• STORED ROWS:
☆ ☆ ☆ ☆
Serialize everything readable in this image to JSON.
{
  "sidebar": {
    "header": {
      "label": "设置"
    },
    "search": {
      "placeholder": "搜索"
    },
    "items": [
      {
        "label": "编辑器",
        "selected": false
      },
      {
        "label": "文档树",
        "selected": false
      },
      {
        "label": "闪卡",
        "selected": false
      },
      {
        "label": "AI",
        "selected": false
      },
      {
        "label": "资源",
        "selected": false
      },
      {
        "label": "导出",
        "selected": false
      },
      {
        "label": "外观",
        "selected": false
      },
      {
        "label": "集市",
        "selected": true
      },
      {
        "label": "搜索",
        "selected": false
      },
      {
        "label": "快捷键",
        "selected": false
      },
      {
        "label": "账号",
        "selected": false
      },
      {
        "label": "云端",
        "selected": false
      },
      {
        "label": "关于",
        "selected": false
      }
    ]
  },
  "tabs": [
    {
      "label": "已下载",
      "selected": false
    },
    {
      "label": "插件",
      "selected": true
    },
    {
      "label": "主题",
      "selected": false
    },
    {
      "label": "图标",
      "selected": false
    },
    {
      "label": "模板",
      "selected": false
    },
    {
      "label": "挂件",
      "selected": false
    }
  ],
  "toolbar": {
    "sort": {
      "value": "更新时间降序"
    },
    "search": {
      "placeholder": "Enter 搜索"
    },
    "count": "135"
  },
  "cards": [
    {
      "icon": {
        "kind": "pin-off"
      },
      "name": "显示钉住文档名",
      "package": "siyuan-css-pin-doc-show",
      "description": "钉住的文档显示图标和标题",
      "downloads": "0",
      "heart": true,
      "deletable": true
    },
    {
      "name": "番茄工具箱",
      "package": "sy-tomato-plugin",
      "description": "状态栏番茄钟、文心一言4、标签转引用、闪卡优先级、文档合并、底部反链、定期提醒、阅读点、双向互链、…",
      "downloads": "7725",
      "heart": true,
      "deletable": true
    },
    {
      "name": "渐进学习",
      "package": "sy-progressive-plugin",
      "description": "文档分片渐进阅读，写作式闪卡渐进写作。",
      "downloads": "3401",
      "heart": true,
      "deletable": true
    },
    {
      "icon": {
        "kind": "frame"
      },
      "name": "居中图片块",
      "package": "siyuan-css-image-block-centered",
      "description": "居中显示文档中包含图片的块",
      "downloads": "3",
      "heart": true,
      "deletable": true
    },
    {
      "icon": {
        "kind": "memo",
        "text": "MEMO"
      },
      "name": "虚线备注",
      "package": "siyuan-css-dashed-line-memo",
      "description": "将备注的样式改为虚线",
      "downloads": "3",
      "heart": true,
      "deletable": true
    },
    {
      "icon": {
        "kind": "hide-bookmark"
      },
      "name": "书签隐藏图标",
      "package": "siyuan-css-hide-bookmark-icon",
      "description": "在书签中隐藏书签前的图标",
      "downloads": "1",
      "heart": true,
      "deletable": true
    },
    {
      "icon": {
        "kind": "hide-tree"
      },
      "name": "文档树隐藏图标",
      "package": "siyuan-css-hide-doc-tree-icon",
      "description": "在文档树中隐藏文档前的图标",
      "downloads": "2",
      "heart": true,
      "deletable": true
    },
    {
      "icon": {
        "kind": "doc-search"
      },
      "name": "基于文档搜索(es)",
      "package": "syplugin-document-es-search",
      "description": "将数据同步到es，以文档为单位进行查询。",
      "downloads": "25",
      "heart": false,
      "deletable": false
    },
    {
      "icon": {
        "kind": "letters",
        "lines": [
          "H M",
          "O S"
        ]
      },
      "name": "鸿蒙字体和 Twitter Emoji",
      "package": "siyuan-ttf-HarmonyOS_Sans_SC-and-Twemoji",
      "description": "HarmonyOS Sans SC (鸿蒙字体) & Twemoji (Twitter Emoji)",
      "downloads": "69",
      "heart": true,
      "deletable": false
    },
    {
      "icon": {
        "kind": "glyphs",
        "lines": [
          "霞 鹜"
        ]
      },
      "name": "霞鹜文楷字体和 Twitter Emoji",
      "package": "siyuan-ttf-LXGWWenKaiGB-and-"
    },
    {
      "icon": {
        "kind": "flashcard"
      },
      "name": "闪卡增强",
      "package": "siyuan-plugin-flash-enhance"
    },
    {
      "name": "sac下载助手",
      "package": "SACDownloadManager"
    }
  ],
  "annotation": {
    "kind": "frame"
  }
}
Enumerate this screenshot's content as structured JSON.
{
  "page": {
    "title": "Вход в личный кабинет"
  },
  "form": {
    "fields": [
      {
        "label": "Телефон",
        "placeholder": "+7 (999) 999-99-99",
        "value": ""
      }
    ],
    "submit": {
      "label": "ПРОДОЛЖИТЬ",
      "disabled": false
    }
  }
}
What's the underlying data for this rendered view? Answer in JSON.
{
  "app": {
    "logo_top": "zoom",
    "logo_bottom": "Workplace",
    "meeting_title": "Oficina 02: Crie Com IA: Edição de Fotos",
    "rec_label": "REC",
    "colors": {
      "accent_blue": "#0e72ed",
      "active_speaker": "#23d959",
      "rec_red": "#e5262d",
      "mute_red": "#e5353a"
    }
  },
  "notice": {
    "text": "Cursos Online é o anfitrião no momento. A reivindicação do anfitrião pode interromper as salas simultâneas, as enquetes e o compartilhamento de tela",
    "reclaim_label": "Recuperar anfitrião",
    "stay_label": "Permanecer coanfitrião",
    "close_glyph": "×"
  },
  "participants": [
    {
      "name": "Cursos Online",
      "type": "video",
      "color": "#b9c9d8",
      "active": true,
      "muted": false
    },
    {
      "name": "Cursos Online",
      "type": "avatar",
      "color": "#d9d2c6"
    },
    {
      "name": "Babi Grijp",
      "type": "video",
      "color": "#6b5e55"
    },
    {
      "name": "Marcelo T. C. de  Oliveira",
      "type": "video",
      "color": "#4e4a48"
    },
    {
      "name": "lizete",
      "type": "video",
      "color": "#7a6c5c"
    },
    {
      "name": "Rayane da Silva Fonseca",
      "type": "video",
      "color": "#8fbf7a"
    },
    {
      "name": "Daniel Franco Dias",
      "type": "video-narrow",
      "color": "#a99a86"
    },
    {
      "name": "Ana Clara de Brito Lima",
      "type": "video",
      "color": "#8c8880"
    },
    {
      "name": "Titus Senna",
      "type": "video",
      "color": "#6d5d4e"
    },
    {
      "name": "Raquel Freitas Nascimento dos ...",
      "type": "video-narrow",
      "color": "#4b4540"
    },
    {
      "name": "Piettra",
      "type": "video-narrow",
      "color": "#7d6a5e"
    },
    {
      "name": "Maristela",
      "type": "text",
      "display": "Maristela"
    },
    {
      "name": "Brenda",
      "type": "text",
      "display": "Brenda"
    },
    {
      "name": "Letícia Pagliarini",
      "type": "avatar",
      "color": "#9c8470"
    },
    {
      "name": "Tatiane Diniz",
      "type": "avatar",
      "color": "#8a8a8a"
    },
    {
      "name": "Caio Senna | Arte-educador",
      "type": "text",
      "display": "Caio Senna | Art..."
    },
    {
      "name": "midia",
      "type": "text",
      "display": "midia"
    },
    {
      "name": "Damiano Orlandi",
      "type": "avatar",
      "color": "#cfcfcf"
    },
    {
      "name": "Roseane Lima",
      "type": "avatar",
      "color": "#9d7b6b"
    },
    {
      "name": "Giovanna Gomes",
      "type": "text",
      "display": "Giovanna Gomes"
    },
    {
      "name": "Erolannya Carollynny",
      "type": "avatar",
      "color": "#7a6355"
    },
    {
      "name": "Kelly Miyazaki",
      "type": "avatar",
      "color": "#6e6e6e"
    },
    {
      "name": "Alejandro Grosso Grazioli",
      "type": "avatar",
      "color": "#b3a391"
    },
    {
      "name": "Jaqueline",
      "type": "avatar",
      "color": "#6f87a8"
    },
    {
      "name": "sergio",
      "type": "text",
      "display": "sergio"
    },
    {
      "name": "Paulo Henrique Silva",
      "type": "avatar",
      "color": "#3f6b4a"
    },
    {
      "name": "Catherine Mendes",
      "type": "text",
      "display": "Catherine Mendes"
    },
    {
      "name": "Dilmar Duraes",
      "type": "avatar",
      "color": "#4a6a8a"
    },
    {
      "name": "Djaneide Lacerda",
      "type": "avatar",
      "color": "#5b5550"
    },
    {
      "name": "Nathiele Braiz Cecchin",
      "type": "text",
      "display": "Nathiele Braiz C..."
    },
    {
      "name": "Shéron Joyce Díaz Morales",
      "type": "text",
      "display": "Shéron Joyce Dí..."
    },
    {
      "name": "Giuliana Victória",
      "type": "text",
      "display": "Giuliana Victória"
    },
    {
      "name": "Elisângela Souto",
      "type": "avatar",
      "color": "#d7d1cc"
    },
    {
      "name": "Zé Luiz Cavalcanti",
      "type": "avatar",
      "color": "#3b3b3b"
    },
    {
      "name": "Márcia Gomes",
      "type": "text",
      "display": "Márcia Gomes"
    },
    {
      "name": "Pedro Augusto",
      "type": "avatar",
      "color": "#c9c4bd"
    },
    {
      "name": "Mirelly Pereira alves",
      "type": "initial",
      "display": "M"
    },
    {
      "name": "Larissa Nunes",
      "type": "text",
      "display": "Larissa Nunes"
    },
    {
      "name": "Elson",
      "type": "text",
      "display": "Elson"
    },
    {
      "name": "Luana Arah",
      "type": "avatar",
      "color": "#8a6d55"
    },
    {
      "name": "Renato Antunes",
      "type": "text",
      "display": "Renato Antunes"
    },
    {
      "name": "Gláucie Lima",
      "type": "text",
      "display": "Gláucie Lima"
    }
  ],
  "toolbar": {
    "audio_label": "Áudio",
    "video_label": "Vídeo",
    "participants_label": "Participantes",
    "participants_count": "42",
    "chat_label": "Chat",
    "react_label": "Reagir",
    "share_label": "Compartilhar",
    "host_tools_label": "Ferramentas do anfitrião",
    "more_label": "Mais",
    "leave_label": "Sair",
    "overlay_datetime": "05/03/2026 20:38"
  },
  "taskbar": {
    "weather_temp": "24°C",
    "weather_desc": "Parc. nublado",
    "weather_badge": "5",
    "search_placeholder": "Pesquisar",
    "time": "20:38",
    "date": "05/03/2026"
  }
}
☆ ☆ ☆ ☆
• WHAT IS REQUIRED:
Which lines contain the word "JSON"? Copy each of them.

• RESULT OF THE EXERCISE:
Serialize everything readable in this image to JSON.
Enumerate this screenshot's content as structured JSON.
What's the underlying data for this rendered view? Answer in JSON.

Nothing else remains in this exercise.